_EXERCISE AIM:_ Each line of the listing that contains the word "hellip" is to be copied.

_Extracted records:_

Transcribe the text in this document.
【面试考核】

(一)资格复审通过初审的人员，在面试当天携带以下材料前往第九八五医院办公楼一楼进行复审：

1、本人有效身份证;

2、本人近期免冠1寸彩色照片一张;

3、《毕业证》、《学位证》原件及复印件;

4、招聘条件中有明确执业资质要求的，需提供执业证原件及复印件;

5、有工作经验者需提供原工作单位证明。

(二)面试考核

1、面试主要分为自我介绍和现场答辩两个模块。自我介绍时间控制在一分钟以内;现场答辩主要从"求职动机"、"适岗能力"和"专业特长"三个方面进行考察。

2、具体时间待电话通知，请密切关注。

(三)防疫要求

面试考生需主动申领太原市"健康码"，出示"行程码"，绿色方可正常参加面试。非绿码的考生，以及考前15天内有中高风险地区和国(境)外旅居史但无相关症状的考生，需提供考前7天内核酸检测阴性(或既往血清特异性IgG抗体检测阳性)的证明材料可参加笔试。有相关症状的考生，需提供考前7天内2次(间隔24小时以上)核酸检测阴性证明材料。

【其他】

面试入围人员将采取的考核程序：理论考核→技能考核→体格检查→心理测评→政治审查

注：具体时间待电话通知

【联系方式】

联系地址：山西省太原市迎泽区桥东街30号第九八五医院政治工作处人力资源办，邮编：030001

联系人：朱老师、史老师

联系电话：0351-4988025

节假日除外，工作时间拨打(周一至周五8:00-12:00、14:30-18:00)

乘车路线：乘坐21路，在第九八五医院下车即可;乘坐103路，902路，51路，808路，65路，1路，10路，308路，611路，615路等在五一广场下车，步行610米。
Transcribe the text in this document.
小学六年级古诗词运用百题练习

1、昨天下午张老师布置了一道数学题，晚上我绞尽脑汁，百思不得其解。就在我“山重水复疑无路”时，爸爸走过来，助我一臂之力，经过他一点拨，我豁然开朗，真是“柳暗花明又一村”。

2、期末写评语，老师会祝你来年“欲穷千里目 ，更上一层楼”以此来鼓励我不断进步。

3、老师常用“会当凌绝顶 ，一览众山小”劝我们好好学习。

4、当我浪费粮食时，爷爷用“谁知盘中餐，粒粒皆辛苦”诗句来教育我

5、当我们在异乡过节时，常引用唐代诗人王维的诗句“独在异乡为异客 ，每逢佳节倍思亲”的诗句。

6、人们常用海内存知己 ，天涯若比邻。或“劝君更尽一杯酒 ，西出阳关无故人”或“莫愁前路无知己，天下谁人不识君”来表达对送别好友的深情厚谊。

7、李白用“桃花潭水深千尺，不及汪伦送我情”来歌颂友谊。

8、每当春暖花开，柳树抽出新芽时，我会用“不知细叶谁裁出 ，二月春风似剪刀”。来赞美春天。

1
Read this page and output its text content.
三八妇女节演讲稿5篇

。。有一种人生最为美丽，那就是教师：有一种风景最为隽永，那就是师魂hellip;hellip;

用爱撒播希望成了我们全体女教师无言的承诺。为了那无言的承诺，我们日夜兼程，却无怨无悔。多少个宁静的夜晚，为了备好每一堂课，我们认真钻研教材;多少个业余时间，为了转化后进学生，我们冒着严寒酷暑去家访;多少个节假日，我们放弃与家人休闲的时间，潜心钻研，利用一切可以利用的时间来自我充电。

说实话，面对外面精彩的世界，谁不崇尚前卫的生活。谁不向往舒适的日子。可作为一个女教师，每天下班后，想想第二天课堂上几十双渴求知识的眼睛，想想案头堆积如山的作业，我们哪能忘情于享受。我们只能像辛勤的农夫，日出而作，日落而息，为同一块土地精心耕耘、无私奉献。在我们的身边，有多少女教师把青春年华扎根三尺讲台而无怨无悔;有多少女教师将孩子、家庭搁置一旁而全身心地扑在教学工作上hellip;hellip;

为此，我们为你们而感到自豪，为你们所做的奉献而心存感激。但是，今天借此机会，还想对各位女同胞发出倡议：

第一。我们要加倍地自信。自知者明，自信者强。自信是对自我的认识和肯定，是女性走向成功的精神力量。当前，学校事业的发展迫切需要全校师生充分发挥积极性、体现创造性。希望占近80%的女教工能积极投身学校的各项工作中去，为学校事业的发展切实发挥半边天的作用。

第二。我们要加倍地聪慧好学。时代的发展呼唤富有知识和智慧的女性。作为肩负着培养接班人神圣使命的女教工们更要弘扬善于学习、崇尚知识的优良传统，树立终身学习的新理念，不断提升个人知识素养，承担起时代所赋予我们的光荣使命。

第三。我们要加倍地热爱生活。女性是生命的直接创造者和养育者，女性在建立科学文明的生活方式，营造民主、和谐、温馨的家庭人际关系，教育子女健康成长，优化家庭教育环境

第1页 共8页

_REPLY TO THE TASK:_
。。有一种人生最为美丽，那就是教师：有一种风景最为隽永，那就是师魂hellip;hellip;
说实话，面对外面精彩的世界，谁不崇尚前卫的生活。谁不向往舒适的日子。可作为一个女教师，每天下班后，想想第二天课堂上几十双渴求知识的眼睛，想想案头堆积如山的作业，我们哪能忘情于享受。我们只能像辛勤的农夫，日出而作，日落而息，为同一块土地精心耕耘、无私奉献。在我们的身边，有多少女教师把青春年华扎根三尺讲台而无怨无悔;有多少女教师将孩子、家庭搁置一旁而全身心地扑在教学工作上hellip;hellip;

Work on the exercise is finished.